*** Block opens ***

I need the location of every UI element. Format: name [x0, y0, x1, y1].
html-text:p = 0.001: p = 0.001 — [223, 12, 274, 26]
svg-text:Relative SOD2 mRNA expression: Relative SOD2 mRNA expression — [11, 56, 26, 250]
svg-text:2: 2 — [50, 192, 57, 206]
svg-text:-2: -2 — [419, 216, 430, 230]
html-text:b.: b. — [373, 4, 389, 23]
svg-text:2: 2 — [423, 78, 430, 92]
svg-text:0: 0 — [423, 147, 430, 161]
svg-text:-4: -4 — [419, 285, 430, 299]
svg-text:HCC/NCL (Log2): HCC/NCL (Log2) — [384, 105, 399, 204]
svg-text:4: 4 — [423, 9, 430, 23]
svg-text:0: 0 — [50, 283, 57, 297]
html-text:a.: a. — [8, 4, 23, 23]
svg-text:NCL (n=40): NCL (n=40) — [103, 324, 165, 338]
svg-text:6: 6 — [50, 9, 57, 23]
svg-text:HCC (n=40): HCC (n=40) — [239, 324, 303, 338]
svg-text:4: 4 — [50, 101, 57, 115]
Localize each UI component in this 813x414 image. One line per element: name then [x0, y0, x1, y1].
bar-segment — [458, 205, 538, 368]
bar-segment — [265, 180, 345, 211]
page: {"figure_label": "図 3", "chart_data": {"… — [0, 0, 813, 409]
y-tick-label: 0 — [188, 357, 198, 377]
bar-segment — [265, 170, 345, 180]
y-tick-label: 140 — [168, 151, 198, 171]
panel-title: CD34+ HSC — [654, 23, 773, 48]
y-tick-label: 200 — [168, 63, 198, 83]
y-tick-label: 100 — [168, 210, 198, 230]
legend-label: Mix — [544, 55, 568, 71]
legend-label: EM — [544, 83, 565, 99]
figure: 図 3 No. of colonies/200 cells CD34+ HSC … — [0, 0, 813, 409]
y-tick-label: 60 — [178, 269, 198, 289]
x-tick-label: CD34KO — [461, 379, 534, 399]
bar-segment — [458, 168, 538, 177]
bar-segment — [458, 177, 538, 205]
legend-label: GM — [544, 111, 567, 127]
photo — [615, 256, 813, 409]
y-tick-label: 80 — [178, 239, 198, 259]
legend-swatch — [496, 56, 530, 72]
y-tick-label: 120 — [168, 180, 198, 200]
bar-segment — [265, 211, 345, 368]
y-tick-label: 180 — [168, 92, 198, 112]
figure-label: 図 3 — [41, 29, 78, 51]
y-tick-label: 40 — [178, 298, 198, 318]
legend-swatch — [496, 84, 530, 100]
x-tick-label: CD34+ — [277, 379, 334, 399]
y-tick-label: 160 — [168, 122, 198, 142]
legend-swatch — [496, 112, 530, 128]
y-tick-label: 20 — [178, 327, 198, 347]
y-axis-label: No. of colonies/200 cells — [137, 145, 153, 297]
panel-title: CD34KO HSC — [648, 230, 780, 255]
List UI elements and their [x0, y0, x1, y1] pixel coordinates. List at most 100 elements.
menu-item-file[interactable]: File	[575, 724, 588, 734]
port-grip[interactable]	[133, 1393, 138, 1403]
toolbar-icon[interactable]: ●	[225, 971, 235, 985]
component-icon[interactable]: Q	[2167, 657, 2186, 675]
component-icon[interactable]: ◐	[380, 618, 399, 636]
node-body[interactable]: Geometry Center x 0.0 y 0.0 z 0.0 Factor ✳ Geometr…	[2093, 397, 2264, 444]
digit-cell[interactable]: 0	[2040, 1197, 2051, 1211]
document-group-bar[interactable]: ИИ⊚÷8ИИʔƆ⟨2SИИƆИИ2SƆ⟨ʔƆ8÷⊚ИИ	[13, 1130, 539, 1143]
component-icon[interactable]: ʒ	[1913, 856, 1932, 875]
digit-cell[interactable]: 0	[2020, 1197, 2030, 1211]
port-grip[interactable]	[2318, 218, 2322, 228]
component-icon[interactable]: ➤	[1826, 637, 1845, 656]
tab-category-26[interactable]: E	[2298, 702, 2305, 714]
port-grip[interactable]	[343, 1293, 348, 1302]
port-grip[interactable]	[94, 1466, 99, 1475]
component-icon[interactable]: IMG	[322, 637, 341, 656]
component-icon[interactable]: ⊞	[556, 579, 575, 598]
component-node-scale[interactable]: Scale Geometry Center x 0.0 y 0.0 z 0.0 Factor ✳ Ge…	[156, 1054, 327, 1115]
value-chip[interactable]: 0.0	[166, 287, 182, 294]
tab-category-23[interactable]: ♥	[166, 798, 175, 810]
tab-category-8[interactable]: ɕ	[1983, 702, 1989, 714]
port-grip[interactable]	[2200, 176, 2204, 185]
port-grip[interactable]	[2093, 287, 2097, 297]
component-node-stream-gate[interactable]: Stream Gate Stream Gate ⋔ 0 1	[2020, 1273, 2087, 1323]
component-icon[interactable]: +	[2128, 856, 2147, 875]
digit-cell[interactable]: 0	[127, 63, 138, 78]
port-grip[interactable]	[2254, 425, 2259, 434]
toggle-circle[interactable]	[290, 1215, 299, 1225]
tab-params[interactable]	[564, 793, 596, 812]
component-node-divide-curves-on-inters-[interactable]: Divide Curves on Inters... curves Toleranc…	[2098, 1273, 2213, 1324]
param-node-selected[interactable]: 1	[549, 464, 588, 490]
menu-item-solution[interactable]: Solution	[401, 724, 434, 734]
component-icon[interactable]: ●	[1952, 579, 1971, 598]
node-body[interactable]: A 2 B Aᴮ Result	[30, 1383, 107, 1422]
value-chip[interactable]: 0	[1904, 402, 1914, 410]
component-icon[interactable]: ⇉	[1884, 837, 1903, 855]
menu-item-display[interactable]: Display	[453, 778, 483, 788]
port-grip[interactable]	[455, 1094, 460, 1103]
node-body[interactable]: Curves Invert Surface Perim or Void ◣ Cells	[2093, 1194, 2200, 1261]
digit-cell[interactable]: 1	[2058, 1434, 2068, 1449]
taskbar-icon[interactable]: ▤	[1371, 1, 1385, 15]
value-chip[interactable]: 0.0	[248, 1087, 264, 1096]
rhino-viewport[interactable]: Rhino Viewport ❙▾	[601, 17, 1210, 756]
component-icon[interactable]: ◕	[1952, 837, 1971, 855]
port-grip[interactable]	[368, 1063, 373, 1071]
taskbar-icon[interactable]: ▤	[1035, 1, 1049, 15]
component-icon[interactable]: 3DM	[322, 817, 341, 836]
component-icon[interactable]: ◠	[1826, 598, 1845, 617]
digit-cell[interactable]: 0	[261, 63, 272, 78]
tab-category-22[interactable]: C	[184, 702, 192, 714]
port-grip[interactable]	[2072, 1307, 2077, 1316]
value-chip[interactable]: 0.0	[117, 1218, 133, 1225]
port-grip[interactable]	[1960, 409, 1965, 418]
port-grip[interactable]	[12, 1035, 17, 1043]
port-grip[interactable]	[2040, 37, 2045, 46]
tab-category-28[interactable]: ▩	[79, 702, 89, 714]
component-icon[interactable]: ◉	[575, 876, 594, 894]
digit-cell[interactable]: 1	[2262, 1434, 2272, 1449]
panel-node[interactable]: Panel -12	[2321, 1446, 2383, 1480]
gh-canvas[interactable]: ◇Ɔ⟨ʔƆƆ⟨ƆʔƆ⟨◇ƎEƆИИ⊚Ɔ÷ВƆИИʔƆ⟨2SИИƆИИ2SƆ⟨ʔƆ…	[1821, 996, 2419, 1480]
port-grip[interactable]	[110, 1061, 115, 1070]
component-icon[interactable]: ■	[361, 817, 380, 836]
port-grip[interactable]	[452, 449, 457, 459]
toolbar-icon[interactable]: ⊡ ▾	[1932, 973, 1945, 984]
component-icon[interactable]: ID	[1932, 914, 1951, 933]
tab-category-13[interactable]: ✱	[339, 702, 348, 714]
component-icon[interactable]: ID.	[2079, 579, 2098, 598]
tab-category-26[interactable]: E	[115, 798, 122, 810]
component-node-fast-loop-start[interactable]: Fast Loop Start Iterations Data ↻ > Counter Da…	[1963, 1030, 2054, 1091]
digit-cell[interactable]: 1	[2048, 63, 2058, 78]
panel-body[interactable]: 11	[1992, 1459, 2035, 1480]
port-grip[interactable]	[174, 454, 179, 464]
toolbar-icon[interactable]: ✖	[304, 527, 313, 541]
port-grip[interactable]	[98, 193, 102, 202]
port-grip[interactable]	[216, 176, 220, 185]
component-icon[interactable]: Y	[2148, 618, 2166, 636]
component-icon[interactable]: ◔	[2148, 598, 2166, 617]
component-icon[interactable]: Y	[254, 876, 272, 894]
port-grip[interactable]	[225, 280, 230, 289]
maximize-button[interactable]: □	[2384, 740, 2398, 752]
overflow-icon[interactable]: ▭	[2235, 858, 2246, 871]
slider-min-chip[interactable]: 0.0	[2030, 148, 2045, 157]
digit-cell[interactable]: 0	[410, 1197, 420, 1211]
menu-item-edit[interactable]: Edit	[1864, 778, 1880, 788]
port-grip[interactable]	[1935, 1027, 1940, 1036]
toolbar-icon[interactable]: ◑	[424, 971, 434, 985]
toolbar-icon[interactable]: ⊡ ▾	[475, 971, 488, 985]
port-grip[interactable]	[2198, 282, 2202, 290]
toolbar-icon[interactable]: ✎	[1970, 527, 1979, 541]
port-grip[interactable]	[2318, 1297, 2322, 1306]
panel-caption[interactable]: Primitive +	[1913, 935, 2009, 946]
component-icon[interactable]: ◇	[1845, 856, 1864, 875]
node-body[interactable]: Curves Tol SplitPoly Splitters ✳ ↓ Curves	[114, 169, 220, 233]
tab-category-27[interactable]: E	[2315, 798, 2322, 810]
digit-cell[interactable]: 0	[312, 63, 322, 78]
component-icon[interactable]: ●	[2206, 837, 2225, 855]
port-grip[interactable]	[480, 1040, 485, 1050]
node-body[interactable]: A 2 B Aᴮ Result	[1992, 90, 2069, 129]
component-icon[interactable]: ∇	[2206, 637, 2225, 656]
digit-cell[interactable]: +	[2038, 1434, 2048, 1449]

*** Block closes ***

-- YOUR ASSIGNMENT --
Find how many lines in the records contain the string "toolbar", then give the number alone.

-- ANSWER SECTION --
6